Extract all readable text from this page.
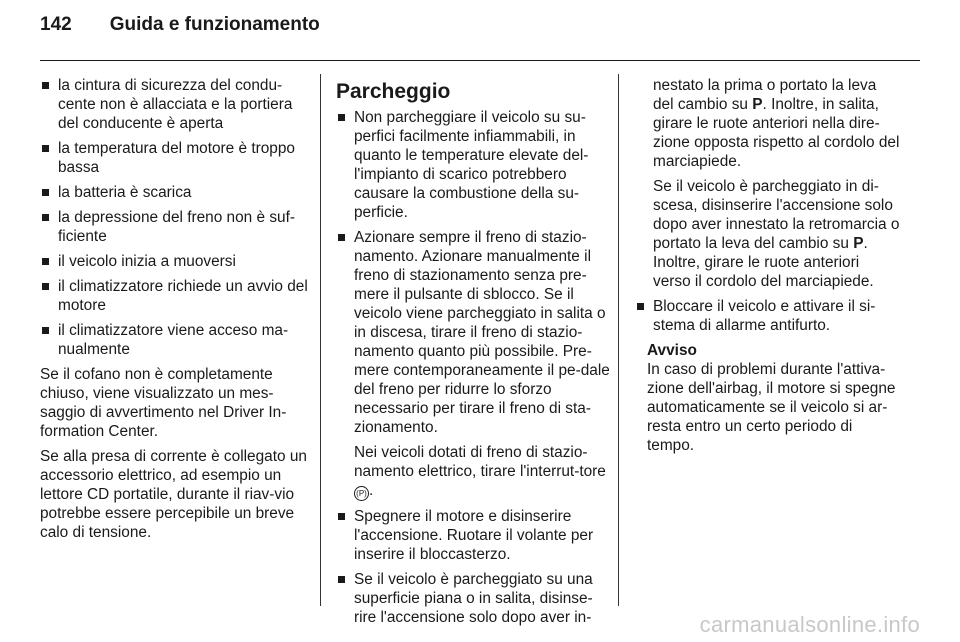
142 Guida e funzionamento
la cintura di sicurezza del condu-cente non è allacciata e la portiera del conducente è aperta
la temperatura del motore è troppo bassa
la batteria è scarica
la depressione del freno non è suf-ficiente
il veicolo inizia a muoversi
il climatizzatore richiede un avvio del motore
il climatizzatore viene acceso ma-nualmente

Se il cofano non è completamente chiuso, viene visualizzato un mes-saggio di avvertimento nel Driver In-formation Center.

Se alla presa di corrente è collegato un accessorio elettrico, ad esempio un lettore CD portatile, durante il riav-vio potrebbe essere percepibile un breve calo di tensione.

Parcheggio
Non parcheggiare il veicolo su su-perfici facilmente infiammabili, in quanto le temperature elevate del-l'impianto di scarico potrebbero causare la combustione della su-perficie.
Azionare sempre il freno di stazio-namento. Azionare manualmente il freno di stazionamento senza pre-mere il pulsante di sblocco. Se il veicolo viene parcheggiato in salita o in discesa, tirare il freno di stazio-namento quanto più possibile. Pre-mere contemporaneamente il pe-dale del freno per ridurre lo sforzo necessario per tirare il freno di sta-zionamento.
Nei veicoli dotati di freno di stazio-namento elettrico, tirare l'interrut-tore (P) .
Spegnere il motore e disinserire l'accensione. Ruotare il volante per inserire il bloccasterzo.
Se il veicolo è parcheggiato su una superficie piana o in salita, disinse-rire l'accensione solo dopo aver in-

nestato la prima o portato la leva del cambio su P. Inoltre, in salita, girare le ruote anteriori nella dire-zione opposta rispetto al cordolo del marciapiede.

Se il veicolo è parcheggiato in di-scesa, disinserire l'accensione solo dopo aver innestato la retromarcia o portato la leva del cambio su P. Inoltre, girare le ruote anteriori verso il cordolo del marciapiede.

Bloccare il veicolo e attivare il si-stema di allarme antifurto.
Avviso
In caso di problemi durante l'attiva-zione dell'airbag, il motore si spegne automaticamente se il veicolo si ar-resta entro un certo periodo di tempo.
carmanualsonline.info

——————————

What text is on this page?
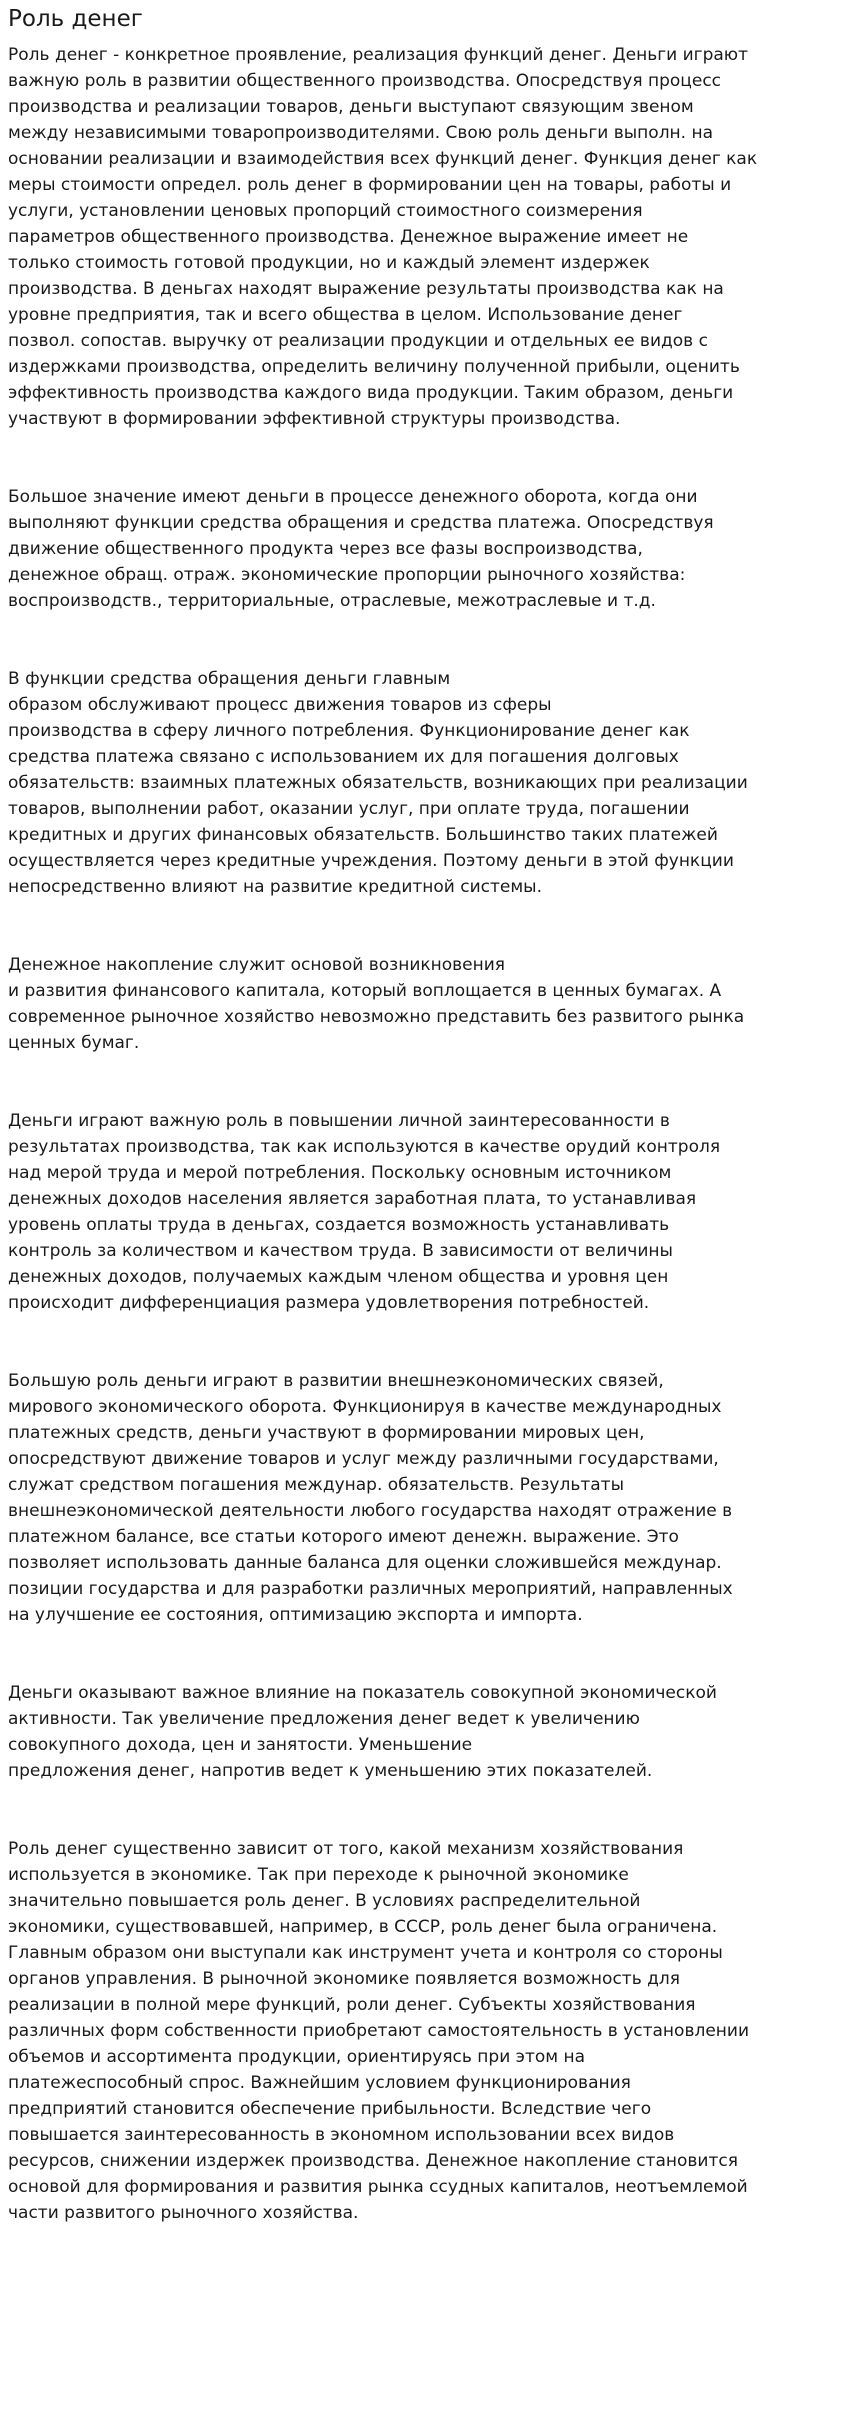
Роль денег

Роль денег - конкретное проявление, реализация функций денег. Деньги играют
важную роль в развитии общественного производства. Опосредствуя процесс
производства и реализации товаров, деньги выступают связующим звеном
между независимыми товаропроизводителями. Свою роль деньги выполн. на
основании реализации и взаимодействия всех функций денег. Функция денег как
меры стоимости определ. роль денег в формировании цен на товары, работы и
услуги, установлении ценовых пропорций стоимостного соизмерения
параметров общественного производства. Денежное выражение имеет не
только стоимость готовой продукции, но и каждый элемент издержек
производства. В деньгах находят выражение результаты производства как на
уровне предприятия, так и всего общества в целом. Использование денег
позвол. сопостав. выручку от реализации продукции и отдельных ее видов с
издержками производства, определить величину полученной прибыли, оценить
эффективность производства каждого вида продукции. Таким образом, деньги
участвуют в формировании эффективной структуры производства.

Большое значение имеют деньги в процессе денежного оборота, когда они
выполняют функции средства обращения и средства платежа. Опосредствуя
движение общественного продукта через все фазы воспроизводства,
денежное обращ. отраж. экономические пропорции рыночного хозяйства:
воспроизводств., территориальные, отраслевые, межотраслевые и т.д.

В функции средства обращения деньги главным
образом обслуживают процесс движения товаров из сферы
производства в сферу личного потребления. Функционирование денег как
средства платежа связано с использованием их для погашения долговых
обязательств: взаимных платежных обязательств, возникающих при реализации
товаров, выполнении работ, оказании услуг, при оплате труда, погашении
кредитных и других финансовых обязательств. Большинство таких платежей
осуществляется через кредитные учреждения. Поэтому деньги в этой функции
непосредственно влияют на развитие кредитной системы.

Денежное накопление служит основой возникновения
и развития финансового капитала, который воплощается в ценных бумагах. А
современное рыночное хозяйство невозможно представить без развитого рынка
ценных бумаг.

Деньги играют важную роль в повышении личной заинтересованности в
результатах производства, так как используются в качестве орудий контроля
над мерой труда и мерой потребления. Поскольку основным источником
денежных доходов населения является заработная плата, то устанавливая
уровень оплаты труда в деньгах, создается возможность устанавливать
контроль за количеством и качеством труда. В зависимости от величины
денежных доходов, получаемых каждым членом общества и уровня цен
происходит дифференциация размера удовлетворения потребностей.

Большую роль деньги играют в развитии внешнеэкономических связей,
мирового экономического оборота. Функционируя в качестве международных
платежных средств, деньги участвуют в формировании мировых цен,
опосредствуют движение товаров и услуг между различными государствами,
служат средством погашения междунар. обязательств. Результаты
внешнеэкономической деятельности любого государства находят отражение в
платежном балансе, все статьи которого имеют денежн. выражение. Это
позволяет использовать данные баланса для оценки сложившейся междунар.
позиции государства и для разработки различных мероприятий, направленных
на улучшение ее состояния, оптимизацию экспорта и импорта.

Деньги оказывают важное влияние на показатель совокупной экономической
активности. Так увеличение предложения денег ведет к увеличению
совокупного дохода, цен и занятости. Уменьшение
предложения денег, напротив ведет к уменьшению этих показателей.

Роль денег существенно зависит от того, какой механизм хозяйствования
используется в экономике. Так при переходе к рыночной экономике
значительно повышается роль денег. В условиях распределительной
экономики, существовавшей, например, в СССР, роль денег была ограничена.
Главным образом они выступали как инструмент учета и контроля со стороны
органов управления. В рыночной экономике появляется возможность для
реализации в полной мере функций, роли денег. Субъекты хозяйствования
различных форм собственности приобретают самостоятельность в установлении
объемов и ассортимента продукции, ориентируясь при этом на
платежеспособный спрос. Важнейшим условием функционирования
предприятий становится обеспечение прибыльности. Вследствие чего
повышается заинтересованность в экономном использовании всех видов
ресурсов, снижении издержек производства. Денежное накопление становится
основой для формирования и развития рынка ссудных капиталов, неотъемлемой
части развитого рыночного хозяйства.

——————————

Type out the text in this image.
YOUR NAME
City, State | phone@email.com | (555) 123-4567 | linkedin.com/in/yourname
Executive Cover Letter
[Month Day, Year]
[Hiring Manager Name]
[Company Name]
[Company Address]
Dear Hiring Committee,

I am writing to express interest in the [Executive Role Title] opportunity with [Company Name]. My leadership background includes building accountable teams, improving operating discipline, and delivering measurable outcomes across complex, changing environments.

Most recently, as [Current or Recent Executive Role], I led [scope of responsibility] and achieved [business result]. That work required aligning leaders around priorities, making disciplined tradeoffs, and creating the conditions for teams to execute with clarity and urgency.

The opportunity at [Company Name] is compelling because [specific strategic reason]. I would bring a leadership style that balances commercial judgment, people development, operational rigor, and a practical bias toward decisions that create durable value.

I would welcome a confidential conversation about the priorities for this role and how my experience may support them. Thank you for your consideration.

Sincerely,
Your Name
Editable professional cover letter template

——————————

### EXERCISE DESCRIPTION
Identify and copy the lines holding the word "рынка".

### RESULT OF THIS EXERCISE
современное рыночное хозяйство невозможно представить без развитого рынка
основой для формирования и развития рынка ссудных капиталов, неотъемлемой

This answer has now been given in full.